* What is needed: Repeat all the material exactly; pictures stay out of your copy.

[START Data to process]

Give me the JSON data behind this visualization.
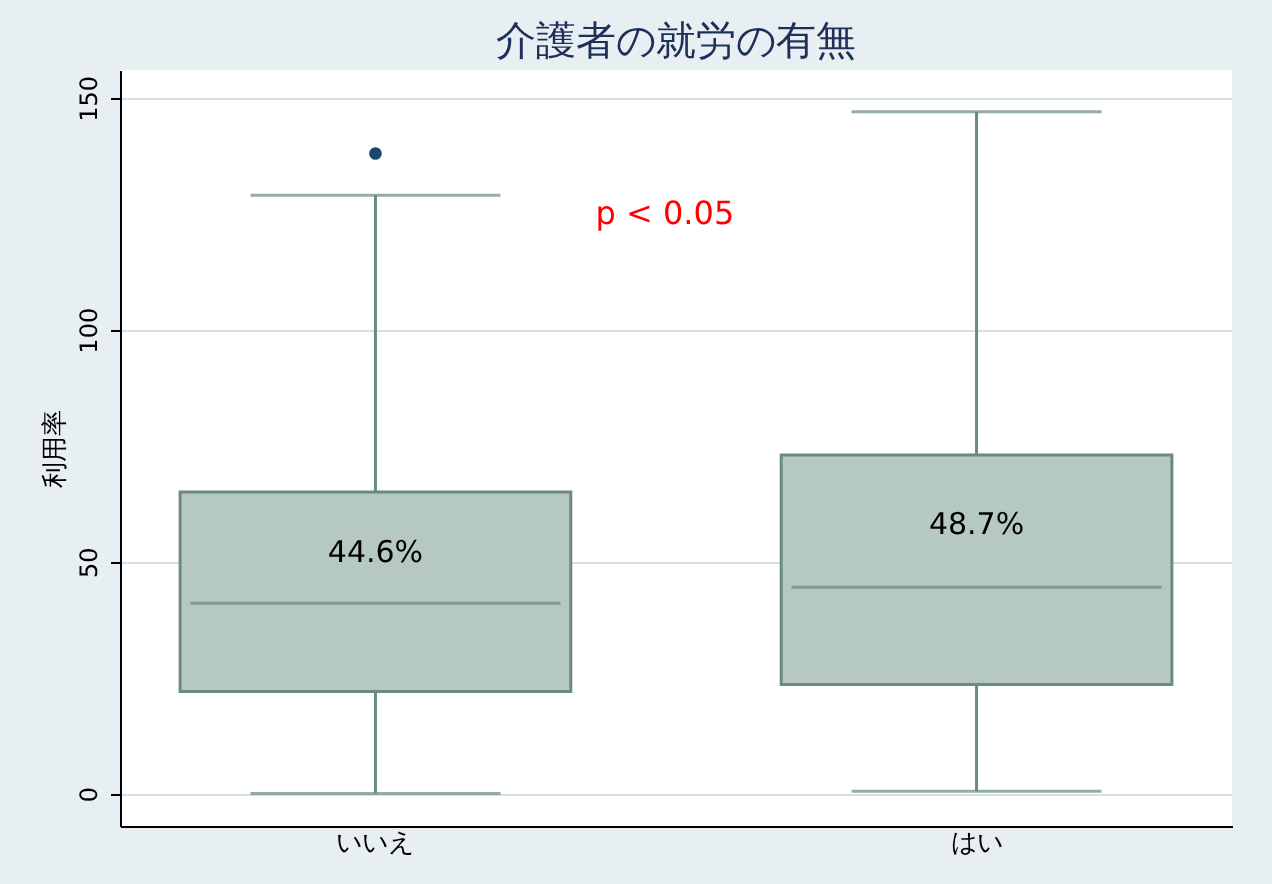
{
  "chart_data": {
    "type": "box",
    "title": "介護者の就労の有無",
    "ylabel": "利用率",
    "categories": [
      "いいえ",
      "はい"
    ],
    "boxes": [
      {
        "low": 0,
        "q1": 22,
        "median": 41,
        "q3": 65,
        "high": 129,
        "outliers": [
          138
        ]
      },
      {
        "low": 0.5,
        "q1": 23.5,
        "median": 44.5,
        "q3": 73,
        "high": 147
      }
    ],
    "color": "#b5c8c2",
    "ylim": [
      -7,
      156
    ],
    "yticks": [
      0,
      50,
      100,
      150
    ],
    "grid": "y",
    "annotations": [
      "44.6%",
      "48.7%",
      "p < 0.05"
    ]
  }
}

[END Data to process]

* The result:
Give me the JSON data behind this visualization.
{
  "chart_data": {
    "type": "box",
    "title": "介護者の就労の有無",
    "ylabel": "利用率",
    "categories": [
      "いいえ",
      "はい"
    ],
    "boxes": [
      {
        "low": 0,
        "q1": 22,
        "median": 41,
        "q3": 65,
        "high": 129,
        "outliers": [
          138
        ]
      },
      {
        "low": 0.5,
        "q1": 23.5,
        "median": 44.5,
        "q3": 73,
        "high": 147
      }
    ],
    "color": "#b5c8c2",
    "ylim": [
      -7,
      156
    ],
    "yticks": [
      0,
      50,
      100,
      150
    ],
    "grid": "y",
    "annotations": [
      "44.6%",
      "48.7%",
      "p < 0.05"
    ]
  }
}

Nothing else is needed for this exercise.